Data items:

--- Start ---

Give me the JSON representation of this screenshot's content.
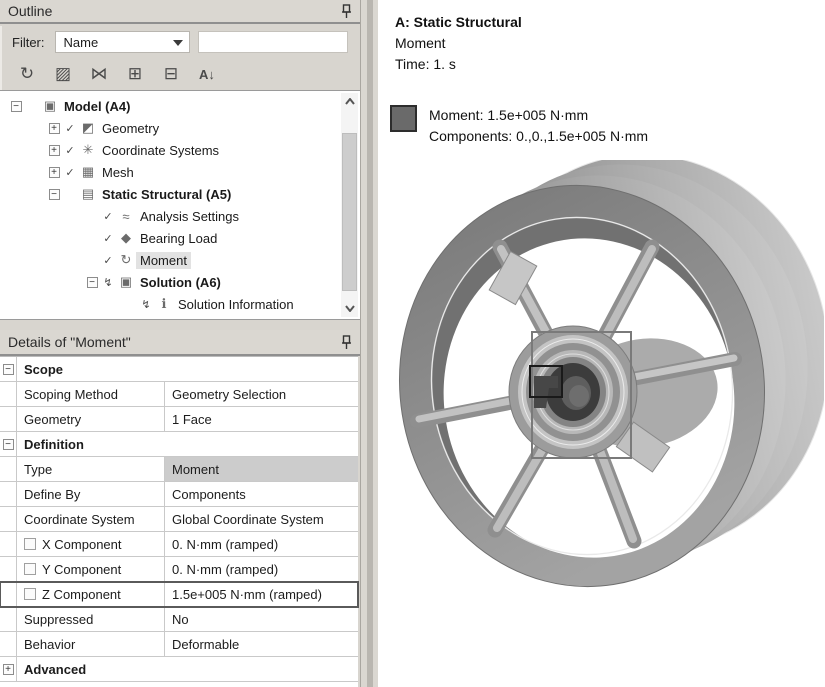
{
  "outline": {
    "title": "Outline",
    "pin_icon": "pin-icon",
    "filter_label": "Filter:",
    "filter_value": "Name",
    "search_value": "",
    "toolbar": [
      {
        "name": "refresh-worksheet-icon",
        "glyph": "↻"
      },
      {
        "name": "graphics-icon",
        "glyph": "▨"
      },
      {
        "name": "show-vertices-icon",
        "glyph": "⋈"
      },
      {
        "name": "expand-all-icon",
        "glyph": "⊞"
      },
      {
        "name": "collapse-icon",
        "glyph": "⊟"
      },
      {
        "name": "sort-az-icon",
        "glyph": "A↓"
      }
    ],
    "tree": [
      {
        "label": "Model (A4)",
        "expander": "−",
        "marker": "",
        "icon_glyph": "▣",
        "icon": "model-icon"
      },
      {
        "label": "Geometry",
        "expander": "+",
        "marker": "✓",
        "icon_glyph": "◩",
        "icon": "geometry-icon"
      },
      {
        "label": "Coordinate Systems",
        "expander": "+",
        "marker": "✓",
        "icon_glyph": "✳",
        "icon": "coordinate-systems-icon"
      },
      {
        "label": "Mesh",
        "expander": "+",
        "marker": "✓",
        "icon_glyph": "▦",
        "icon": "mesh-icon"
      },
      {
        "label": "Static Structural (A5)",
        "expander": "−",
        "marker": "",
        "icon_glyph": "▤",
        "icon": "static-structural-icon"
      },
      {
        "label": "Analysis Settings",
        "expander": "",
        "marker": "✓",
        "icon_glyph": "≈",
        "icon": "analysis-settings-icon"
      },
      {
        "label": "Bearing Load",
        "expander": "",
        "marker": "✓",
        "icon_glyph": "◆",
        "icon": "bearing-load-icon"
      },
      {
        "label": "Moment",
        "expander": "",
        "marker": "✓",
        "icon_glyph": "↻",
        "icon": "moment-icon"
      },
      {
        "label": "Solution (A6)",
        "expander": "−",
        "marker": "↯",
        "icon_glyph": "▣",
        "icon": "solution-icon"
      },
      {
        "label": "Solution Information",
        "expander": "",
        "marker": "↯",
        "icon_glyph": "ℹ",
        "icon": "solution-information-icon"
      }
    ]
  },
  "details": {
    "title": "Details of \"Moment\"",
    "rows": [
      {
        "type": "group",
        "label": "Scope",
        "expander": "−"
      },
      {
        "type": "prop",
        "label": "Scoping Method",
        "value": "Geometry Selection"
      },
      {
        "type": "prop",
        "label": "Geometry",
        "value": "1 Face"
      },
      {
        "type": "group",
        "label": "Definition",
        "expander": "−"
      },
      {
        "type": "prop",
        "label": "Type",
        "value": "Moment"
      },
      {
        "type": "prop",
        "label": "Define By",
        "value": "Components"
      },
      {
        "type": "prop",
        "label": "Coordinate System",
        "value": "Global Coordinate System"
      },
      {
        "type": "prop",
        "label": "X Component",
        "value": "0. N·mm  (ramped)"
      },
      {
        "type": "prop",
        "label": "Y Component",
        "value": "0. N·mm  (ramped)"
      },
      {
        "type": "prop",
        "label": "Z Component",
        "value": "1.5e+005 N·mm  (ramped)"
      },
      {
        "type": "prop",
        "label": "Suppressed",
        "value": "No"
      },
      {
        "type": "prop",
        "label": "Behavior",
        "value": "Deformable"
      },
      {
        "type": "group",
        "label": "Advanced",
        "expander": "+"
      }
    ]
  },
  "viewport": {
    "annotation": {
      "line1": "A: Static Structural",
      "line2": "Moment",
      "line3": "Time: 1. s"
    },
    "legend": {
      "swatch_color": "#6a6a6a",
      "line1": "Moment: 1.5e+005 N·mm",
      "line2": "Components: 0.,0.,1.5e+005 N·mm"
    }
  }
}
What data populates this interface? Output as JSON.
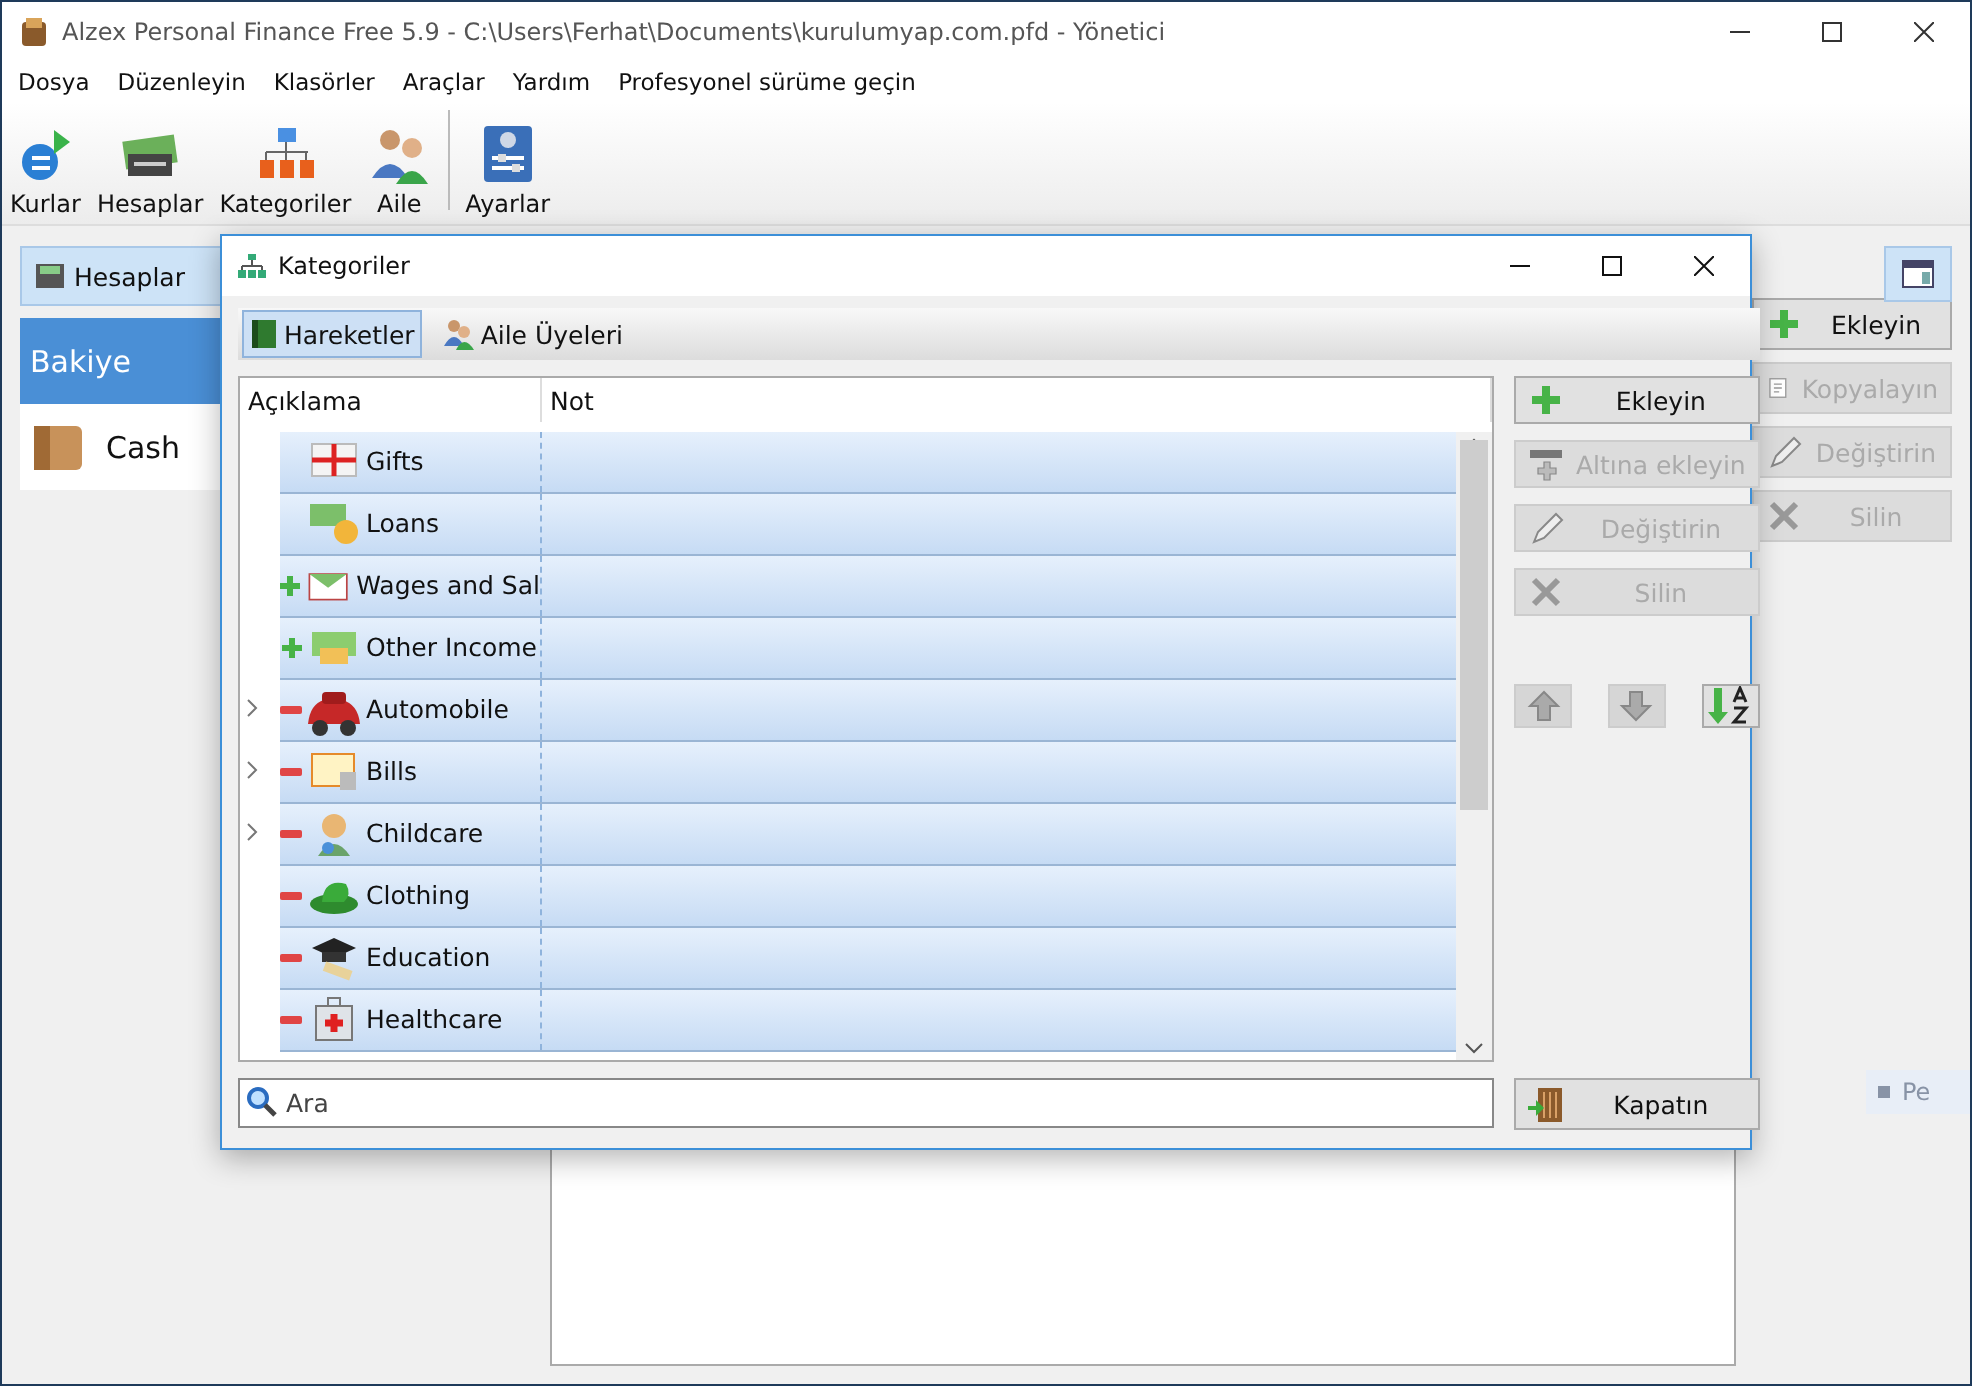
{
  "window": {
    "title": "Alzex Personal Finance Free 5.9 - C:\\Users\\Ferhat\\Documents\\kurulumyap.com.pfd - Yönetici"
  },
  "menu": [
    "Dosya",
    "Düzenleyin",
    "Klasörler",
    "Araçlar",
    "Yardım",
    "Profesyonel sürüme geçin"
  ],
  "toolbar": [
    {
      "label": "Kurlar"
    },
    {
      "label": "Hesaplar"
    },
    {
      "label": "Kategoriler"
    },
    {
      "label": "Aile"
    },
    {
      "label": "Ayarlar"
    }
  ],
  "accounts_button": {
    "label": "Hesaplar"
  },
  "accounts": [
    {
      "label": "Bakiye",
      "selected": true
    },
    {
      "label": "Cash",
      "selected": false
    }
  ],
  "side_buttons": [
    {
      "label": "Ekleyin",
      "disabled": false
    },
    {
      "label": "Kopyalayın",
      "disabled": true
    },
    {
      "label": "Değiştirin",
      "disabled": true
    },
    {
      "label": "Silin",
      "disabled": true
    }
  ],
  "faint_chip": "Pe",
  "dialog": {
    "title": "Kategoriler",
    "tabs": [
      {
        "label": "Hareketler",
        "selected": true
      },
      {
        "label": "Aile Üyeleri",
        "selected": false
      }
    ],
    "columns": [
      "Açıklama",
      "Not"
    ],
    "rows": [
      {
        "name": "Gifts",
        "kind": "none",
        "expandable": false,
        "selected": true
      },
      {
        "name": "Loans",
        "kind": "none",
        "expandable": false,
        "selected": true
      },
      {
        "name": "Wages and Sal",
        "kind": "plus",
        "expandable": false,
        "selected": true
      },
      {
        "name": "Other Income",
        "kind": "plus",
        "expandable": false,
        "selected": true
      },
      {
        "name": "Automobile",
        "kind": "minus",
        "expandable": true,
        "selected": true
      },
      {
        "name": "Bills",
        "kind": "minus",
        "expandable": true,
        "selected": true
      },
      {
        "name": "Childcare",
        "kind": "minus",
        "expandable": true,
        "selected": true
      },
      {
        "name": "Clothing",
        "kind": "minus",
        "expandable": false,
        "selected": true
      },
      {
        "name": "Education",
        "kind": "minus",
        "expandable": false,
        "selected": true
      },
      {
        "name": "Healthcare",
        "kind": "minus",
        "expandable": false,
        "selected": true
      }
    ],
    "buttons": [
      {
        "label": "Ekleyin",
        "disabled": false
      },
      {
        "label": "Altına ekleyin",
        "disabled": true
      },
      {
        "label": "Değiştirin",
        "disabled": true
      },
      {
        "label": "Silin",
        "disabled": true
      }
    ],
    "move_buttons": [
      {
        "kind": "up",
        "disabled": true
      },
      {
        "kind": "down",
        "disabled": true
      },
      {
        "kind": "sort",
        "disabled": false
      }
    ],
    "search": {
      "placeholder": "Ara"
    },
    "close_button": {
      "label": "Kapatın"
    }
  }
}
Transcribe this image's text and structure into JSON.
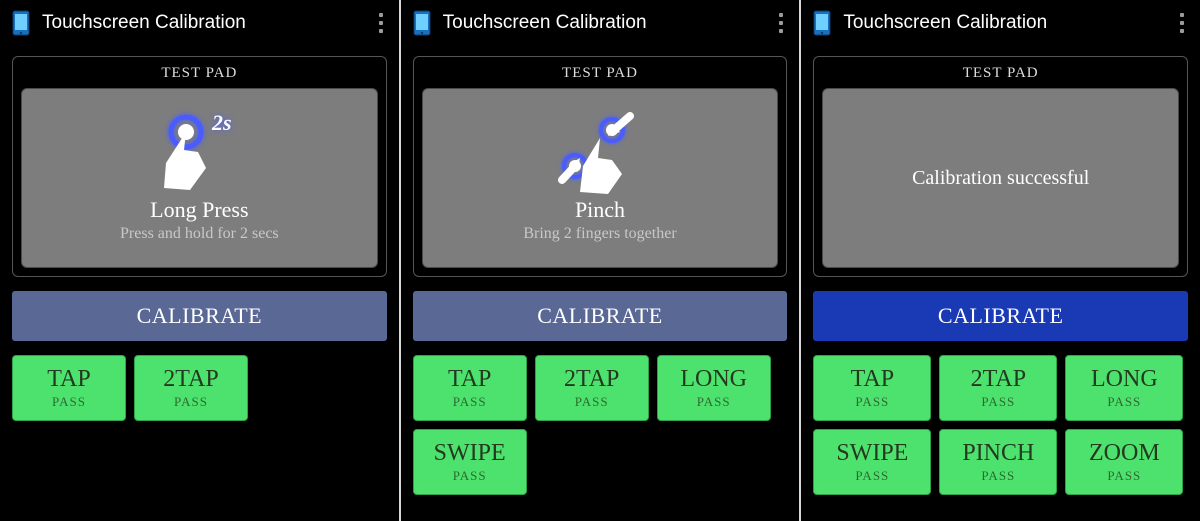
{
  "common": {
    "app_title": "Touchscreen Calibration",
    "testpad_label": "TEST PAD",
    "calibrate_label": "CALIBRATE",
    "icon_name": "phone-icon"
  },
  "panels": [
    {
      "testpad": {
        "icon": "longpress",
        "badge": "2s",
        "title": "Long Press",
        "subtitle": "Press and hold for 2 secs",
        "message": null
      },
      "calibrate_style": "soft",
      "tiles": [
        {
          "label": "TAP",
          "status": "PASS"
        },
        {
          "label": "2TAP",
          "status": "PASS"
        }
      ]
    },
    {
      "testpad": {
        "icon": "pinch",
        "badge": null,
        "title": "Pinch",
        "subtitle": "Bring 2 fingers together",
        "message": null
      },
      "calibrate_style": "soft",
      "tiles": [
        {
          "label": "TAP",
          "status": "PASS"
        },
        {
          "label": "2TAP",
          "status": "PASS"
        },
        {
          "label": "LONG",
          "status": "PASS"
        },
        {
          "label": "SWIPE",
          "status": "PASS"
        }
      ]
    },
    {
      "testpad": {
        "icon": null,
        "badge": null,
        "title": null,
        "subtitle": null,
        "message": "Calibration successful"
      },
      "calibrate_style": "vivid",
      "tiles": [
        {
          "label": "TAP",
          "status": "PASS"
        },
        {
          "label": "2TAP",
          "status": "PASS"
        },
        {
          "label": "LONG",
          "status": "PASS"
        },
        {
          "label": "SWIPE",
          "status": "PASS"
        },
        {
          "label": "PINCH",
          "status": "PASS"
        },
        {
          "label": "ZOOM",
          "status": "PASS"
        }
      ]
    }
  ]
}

--- End ---

Instructions to follow — Copy out each line of the material that holds the word "Kategoriler".

Full response —
      "label": "Kategoriler"
    "title": "Kategoriler",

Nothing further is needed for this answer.